Work instructions
Copy out all lines that carry the word "初中物理教师".

Data shown
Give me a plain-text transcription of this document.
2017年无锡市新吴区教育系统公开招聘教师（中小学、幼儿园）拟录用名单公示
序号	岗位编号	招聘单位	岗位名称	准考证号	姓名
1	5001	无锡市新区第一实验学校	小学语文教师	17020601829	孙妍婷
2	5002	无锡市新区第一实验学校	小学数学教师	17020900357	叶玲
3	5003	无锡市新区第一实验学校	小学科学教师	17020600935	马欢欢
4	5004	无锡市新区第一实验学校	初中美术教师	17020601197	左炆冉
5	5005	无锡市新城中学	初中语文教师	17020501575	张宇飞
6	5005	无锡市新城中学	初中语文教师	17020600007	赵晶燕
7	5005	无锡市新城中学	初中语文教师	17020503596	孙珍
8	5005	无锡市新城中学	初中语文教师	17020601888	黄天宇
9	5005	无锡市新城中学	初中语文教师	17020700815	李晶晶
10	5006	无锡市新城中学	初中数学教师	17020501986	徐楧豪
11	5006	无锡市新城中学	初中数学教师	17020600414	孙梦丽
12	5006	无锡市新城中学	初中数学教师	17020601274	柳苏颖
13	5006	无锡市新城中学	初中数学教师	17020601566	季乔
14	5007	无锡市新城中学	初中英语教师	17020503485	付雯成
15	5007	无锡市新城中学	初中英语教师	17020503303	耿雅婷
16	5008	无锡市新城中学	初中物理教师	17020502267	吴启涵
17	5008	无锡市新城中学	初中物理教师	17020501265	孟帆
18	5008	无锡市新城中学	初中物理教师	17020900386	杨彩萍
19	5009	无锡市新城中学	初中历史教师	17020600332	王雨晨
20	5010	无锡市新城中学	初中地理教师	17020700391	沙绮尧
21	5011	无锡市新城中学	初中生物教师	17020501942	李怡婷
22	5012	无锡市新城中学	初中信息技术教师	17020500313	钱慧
--
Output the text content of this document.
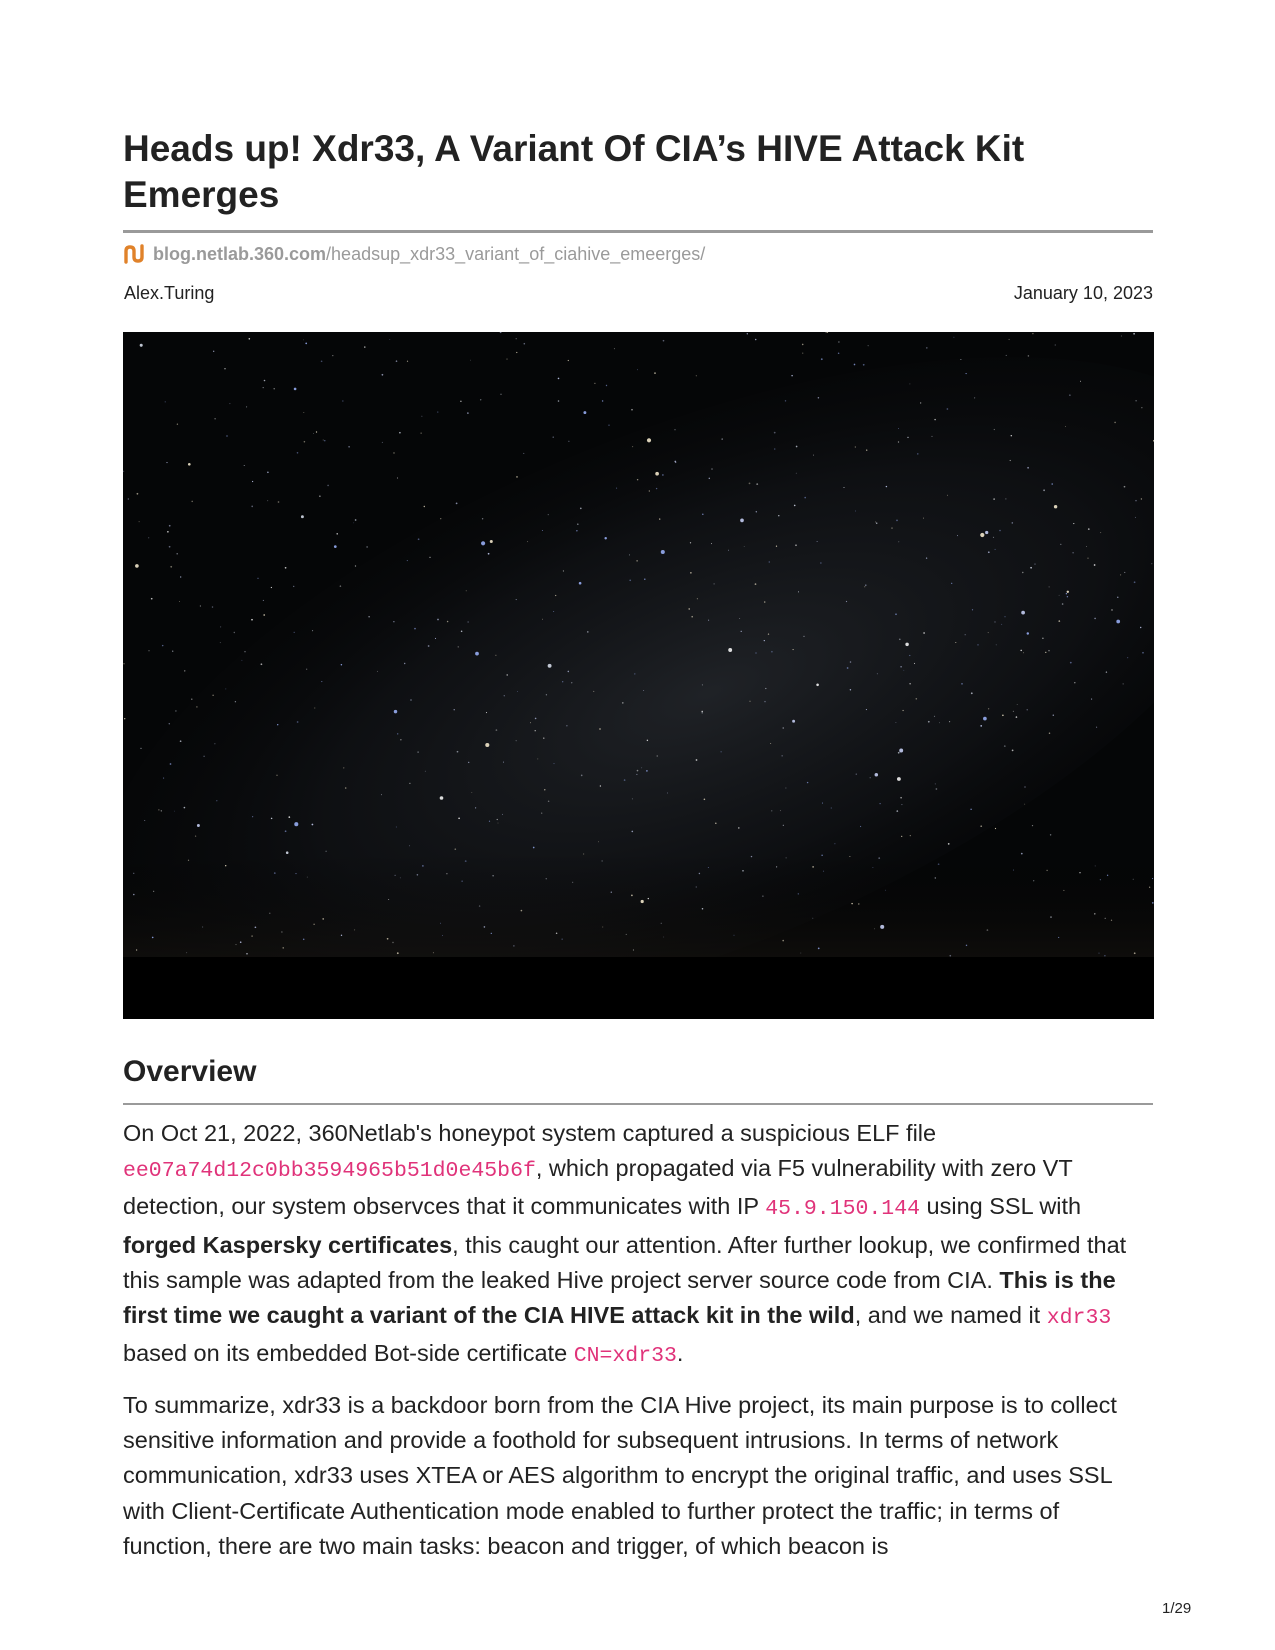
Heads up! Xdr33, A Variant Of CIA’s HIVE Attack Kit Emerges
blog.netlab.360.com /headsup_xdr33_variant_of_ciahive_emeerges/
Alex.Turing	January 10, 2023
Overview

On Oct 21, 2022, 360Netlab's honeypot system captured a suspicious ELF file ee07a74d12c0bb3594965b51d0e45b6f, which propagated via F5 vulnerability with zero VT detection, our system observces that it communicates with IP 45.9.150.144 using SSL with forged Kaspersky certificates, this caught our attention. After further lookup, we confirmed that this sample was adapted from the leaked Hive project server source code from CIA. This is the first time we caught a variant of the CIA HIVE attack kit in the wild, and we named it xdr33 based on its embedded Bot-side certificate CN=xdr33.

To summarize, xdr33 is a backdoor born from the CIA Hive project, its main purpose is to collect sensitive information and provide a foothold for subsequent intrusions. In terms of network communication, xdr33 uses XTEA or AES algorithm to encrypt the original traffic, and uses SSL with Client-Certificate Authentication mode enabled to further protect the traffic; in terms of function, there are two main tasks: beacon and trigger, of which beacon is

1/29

Exercise answer
16	5008	无锡市新城中学	初中物理教师	17020502267	吴启涵
17	5008	无锡市新城中学	初中物理教师	17020501265	孟帆
18	5008	无锡市新城中学	初中物理教师	17020900386	杨彩萍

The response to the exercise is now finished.